Check each line of the data for "dụng" and select those that have it.

» **Data listing**:
———
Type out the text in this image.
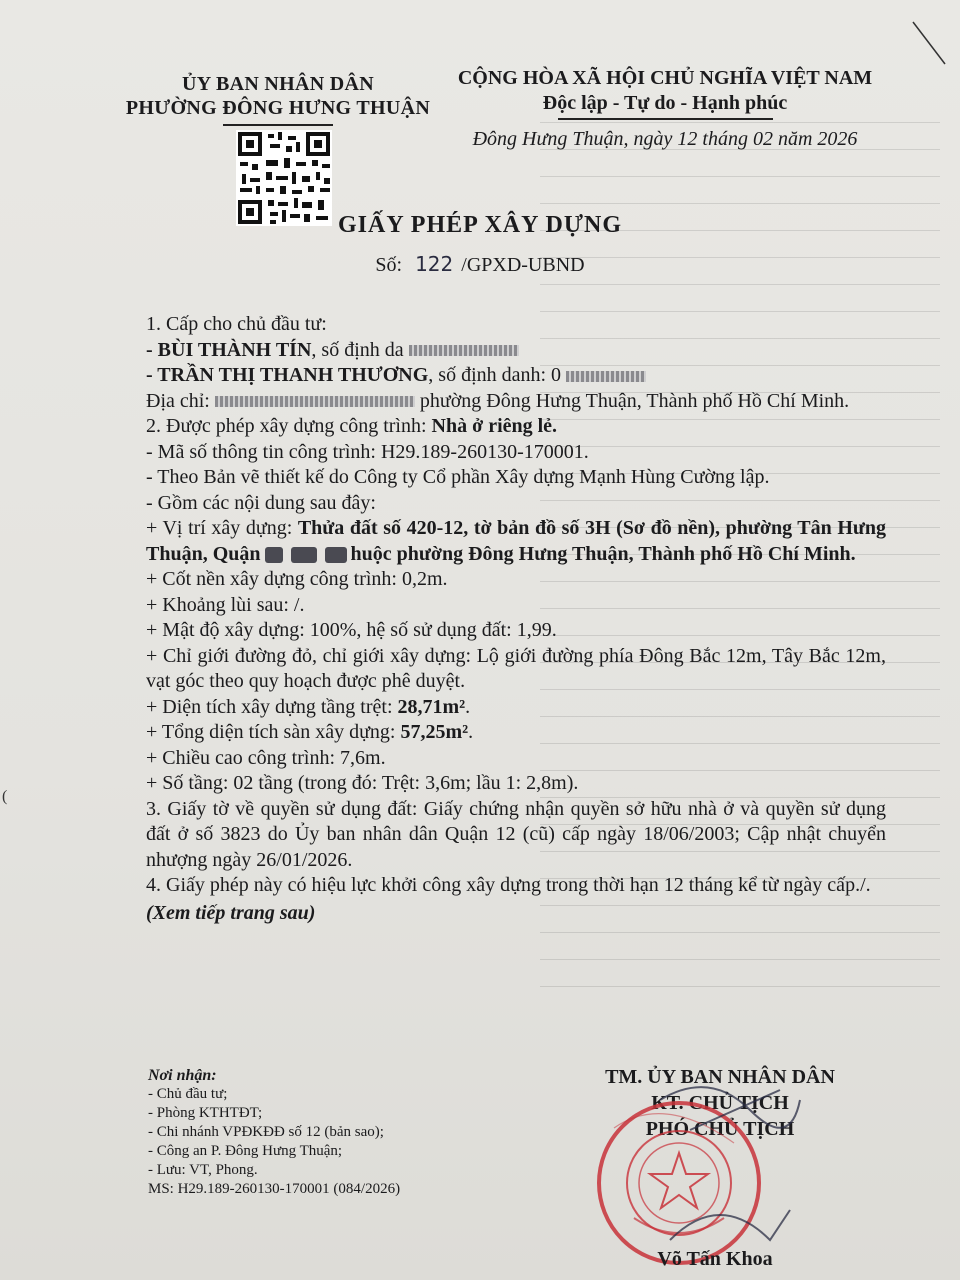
ỦY BAN NHÂN DÂN
PHƯỜNG ĐÔNG HƯNG THUẬN
CỘNG HÒA XÃ HỘI CHỦ NGHĨA VIỆT NAM
Độc lập - Tự do - Hạnh phúc
Đông Hưng Thuận, ngày 12 tháng 02 năm 2026
GIẤY PHÉP XÂY DỰNG
Số: 122 /GPXD-UBND

1. Cấp cho chủ đầu tư:

- BÙI THÀNH TÍN, số định da

- TRẦN THỊ THANH THƯƠNG, số định danh: 0

Địa chỉ:	phường Đông Hưng Thuận, Thành phố Hồ Chí Minh.

2. Được phép xây dựng công trình: Nhà ở riêng lẻ.

- Mã số thông tin công trình: H29.189-260130-170001.

- Theo Bản vẽ thiết kế do Công ty Cổ phần Xây dựng Mạnh Hùng Cường lập.

- Gồm các nội dung sau đây:

+ Vị trí xây dựng: Thửa đất số 420-12, tờ bản đồ số 3H (Sơ đồ nền), phường Tân Hưng Thuận, Quận	huộc phường Đông Hưng Thuận, Thành phố Hồ Chí Minh.

+ Cốt nền xây dựng công trình: 0,2m.

+ Khoảng lùi sau: /.

+ Mật độ xây dựng: 100%, hệ số sử dụng đất: 1,99.

+ Chỉ giới đường đỏ, chỉ giới xây dựng: Lộ giới đường phía Đông Bắc 12m, Tây Bắc 12m, vạt góc theo quy hoạch được phê duyệt.

+ Diện tích xây dựng tầng trệt: 28,71m².

+ Tổng diện tích sàn xây dựng: 57,25m².

+ Chiều cao công trình: 7,6m.

+ Số tầng: 02 tầng (trong đó: Trệt: 3,6m; lầu 1: 2,8m).

3. Giấy tờ về quyền sử dụng đất: Giấy chứng nhận quyền sở hữu nhà ở và quyền sử dụng đất ở số 3823 do Ủy ban nhân dân Quận 12 (cũ) cấp ngày 18/06/2003; Cập nhật chuyển nhượng ngày 26/01/2026.

4. Giấy phép này có hiệu lực khởi công xây dựng trong thời hạn 12 tháng kể từ ngày cấp./.

(Xem tiếp trang sau)

Nơi nhận:
- Chủ đầu tư;
- Phòng KTHTĐT;
- Chi nhánh VPĐKĐĐ số 12 (bản sao);
- Công an P. Đông Hưng Thuận;
- Lưu: VT, Phong.
MS: H29.189-260130-170001 (084/2026)
TM. ỦY BAN NHÂN DÂN
KT. CHỦ TỊCH
PHÓ CHỦ TỊCH
Võ Tấn Khoa
(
———
» **Finished answer**:
+ Mật độ xây dựng: 100%, hệ số sử dụng đất: 1,99.
3. Giấy tờ về quyền sử dụng đất: Giấy chứng nhận quyền sở hữu nhà ở và quyền sử dụng đất ở số 3823 do Ủy ban nhân dân Quận 12 (cũ) cấp ngày 18/06/2003; Cập nhật chuyển nhượng ngày 26/01/2026.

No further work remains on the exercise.